Whenever a picture appears, leave it out while repeating all the other data exactly.

☆ ☆ ☆ ☆ ☆ ☆ ☆

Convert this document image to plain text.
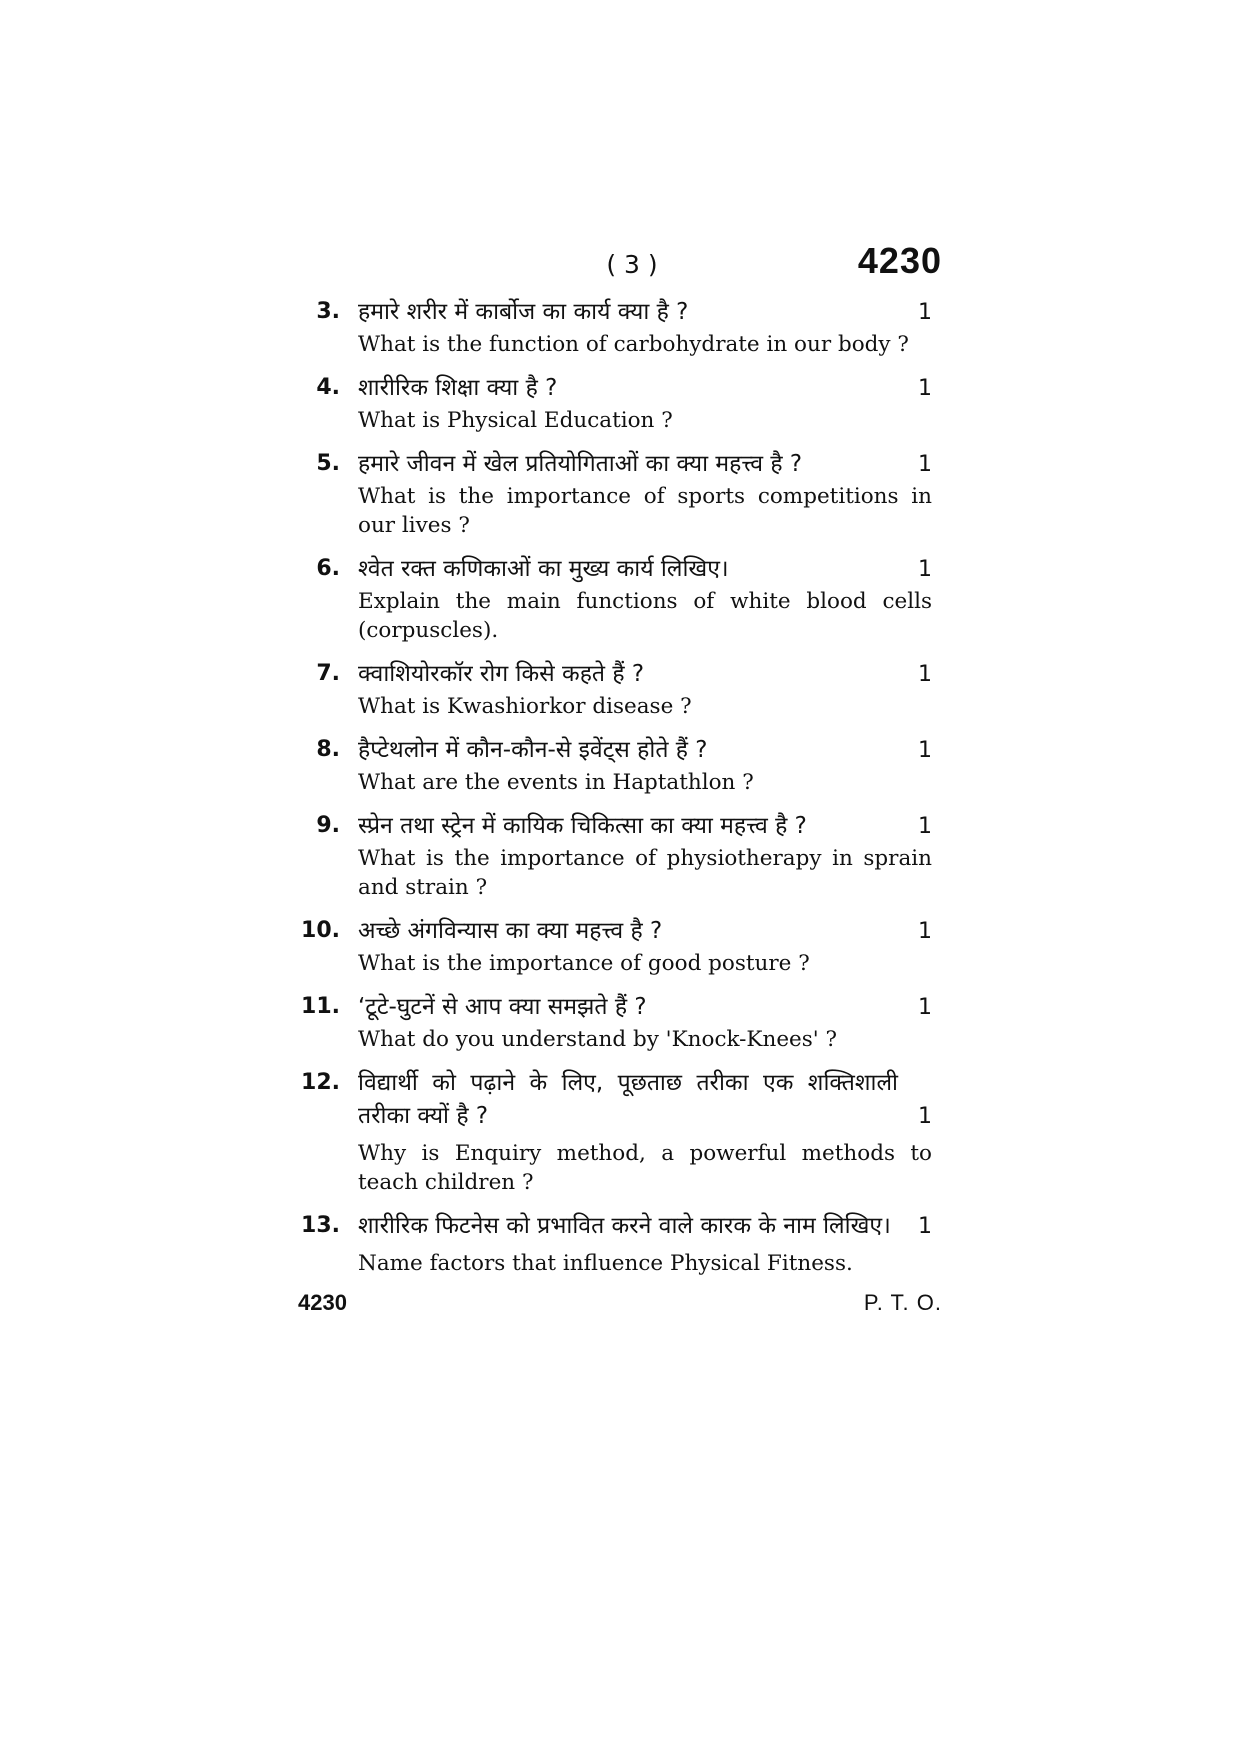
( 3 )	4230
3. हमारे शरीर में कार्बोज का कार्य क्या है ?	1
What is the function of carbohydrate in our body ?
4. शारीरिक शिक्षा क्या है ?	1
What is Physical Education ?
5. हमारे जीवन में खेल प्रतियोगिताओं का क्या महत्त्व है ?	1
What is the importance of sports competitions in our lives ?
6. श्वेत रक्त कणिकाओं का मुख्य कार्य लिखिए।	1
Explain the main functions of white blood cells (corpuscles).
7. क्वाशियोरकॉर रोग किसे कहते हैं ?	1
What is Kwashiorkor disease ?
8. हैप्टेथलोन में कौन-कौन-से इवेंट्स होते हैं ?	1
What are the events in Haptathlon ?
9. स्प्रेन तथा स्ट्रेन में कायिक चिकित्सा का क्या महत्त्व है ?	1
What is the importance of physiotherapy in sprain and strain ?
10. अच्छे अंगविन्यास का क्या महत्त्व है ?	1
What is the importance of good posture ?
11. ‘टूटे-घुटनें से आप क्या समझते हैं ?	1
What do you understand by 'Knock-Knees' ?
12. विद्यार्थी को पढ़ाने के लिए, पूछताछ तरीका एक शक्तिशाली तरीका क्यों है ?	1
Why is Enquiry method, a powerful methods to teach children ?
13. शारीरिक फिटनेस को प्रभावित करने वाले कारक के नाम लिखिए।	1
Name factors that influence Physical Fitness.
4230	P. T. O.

☆ ☆ ☆ ☆ ☆ ☆ ☆

■ SOLUTION TO THE EXERCISE
Convert this document image to plain text.
( 3 )	4230
3. हमारे शरीर में कार्बोज का कार्य क्या है ?	1
What is the function of carbohydrate in our body ?
4. शारीरिक शिक्षा क्या है ?	1
What is Physical Education ?
5. हमारे जीवन में खेल प्रतियोगिताओं का क्या महत्त्व है ?	1
What is the importance of sports competitions in our lives ?
6. श्वेत रक्त कणिकाओं का मुख्य कार्य लिखिए।	1
Explain the main functions of white blood cells (corpuscles).
7. क्वाशियोरकॉर रोग किसे कहते हैं ?	1
What is Kwashiorkor disease ?
8. हैप्टेथलोन में कौन-कौन-से इवेंट्स होते हैं ?	1
What are the events in Haptathlon ?
9. स्प्रेन तथा स्ट्रेन में कायिक चिकित्सा का क्या महत्त्व है ?	1
What is the importance of physiotherapy in sprain and strain ?
10. अच्छे अंगविन्यास का क्या महत्त्व है ?	1
What is the importance of good posture ?
11. ‘टूटे-घुटनें से आप क्या समझते हैं ?	1
What do you understand by 'Knock-Knees' ?
12. विद्यार्थी को पढ़ाने के लिए, पूछताछ तरीका एक शक्तिशाली तरीका क्यों है ?	1
Why is Enquiry method, a powerful methods to teach children ?
13. शारीरिक फिटनेस को प्रभावित करने वाले कारक के नाम लिखिए।	1
Name factors that influence Physical Fitness.
4230	P. T. O.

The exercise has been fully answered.